TASK PROMPT
Gather, from the data below, each line in which the word "美国约翰霍普金斯大学宣布" occurs.

Data excerpts
• • • • •

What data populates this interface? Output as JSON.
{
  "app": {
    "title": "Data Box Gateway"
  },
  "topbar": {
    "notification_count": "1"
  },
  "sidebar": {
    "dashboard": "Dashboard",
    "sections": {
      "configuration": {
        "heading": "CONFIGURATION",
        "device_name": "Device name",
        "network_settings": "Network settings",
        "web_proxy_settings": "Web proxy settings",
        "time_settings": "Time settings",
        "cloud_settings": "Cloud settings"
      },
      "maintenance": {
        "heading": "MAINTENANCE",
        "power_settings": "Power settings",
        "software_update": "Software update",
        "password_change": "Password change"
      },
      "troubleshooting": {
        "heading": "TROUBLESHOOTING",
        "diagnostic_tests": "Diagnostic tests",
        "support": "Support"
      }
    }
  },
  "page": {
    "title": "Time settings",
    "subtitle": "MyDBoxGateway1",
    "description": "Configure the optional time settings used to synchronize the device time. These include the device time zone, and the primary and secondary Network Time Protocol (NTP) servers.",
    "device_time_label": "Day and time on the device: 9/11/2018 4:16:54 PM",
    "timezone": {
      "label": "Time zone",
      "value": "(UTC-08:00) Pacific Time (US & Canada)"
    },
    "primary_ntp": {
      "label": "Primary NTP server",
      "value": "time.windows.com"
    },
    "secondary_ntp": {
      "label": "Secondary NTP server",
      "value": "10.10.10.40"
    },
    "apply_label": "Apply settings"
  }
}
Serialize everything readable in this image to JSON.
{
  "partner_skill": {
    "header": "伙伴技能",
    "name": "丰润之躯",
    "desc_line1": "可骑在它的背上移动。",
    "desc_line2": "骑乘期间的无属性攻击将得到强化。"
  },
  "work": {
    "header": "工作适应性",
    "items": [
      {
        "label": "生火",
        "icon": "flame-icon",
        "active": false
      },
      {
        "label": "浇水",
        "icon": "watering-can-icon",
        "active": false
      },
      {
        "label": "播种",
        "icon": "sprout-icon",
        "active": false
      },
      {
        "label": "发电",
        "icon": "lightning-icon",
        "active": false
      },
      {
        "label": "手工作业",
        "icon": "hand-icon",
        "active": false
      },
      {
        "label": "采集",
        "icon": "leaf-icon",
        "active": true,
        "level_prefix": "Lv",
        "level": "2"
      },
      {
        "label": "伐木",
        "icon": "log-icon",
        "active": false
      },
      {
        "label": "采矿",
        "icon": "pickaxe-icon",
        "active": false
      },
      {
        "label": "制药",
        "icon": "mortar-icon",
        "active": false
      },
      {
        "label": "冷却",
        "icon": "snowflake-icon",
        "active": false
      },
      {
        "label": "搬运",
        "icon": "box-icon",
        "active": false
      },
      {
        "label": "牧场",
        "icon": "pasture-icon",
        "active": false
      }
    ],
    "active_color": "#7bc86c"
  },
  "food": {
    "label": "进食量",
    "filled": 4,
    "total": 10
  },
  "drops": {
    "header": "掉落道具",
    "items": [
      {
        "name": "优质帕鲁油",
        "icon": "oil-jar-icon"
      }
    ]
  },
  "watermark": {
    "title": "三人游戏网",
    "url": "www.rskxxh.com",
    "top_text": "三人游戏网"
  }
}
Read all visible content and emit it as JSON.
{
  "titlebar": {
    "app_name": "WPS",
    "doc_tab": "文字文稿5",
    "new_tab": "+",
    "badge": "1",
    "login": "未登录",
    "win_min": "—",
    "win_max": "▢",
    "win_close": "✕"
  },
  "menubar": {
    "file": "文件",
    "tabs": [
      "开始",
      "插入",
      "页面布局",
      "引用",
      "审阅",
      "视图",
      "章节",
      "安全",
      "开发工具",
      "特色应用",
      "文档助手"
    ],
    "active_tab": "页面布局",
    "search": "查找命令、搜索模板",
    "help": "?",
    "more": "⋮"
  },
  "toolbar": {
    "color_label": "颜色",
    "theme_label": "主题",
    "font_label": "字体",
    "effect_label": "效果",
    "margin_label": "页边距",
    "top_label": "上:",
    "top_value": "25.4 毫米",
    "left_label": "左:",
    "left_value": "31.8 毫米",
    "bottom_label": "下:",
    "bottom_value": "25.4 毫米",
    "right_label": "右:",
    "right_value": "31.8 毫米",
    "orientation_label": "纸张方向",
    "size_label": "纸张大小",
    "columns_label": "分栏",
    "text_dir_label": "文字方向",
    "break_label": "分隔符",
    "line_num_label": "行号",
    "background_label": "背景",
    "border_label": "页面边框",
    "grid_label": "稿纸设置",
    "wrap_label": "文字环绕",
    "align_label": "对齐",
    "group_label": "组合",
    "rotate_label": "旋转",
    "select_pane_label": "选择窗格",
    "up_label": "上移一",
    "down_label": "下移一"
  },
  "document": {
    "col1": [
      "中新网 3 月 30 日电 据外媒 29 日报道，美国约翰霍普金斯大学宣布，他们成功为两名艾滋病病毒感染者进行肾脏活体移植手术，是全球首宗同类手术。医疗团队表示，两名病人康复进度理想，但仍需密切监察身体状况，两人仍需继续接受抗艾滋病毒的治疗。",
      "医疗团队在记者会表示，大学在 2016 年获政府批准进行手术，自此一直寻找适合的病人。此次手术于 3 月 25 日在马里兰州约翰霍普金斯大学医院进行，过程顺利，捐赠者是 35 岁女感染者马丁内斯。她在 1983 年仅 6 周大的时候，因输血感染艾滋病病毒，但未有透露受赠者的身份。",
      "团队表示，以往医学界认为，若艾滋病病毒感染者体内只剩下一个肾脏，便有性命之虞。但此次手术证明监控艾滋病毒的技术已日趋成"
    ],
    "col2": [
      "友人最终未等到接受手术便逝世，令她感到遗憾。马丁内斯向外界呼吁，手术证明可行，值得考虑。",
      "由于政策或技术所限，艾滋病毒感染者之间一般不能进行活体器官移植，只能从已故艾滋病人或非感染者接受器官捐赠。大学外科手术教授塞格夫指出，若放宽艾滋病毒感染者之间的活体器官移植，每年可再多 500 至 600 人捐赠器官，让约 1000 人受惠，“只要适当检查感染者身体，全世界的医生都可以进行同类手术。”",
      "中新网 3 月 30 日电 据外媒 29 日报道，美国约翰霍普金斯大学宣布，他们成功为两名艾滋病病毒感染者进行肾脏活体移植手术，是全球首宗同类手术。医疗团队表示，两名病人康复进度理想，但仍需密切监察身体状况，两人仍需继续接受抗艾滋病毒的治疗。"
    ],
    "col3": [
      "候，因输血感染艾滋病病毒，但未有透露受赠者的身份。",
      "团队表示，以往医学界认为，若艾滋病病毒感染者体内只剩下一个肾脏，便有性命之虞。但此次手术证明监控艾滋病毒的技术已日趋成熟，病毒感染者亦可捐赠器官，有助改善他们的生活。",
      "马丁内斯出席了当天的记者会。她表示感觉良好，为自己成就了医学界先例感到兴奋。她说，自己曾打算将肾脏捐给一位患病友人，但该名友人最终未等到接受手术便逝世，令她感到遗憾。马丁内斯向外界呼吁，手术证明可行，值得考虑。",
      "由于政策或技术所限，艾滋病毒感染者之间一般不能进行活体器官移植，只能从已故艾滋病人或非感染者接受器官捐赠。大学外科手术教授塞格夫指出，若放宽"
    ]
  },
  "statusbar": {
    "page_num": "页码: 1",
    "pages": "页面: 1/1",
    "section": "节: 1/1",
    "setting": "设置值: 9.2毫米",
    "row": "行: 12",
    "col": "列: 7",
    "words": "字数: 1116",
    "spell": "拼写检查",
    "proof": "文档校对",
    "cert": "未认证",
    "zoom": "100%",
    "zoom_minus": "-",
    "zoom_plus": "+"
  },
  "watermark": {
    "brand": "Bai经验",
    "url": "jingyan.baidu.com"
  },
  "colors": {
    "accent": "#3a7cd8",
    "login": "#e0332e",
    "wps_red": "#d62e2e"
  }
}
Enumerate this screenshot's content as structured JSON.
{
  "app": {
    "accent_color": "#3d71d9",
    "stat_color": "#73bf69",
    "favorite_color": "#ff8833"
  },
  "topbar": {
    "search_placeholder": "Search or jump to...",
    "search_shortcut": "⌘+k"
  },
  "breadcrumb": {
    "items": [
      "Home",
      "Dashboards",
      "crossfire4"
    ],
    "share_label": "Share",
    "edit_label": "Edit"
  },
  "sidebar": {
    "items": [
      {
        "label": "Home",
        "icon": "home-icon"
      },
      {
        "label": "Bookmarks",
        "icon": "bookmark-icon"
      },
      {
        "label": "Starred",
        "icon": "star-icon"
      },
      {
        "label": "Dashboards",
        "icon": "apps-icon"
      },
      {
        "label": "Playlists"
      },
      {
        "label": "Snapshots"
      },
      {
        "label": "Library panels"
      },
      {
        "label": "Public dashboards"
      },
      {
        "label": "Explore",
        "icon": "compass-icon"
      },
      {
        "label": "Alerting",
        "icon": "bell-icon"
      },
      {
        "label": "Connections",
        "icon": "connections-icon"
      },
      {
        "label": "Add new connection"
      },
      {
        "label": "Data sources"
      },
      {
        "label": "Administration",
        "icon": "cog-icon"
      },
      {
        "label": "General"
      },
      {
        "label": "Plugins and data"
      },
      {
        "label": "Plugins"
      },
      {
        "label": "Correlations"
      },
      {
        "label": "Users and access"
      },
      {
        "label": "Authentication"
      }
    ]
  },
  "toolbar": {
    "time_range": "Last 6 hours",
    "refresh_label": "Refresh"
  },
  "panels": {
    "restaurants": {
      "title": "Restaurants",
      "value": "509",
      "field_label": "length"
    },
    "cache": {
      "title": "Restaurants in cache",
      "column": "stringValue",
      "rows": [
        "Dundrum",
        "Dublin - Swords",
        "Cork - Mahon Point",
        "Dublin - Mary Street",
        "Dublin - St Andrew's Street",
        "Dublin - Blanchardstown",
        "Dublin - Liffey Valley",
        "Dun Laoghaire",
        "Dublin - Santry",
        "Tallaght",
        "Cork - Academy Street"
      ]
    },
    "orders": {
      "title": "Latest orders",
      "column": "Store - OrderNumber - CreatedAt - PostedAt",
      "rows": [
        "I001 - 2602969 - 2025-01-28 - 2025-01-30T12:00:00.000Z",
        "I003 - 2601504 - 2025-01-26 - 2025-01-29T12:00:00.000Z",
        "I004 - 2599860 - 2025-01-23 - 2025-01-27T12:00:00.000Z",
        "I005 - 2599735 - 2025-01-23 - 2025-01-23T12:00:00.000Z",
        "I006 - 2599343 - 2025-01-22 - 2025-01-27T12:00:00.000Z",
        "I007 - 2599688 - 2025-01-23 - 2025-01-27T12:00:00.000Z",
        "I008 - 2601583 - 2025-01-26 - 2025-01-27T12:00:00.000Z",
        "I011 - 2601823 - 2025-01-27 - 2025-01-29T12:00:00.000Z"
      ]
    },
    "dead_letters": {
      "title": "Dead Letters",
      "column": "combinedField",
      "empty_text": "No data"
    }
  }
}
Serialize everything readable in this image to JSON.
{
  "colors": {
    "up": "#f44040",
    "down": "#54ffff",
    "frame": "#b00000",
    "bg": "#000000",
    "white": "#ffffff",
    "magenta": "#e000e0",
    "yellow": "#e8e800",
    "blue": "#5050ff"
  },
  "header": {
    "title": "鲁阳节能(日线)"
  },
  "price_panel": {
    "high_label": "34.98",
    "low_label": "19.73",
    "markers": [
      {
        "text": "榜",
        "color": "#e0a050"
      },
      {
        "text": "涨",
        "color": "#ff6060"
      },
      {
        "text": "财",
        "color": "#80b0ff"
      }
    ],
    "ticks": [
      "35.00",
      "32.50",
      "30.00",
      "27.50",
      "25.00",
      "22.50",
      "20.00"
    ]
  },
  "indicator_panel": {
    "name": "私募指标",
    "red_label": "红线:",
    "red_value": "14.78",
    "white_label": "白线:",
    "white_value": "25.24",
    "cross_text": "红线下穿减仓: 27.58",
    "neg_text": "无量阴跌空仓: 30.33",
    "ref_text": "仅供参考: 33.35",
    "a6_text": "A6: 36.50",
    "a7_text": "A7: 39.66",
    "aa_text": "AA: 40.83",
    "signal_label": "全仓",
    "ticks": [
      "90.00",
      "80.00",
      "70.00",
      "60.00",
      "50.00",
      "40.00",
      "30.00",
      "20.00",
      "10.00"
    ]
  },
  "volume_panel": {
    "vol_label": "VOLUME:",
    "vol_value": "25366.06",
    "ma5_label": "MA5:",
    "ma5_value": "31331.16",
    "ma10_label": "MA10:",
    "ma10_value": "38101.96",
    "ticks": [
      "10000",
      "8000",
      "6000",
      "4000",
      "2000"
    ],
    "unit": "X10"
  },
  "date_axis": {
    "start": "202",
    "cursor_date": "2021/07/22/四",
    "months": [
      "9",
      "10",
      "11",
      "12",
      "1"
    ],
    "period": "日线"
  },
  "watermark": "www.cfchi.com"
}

• • • • •

EXERCISE RESULT
      "中新网 3 月 30 日电 据外媒 29 日报道，美国约翰霍普金斯大学宣布，他们成功为两名艾滋病病毒感染者进行肾脏活体移植手术，是全球首宗同类手术。医疗团队表示，两名病人康复进度理想，但仍需密切监察身体状况，两人仍需继续接受抗艾滋病毒的治疗。",
      "中新网 3 月 30 日电 据外媒 29 日报道，美国约翰霍普金斯大学宣布，他们成功为两名艾滋病病毒感染者进行肾脏活体移植手术，是全球首宗同类手术。医疗团队表示，两名病人康复进度理想，但仍需密切监察身体状况，两人仍需继续接受抗艾滋病毒的治疗。"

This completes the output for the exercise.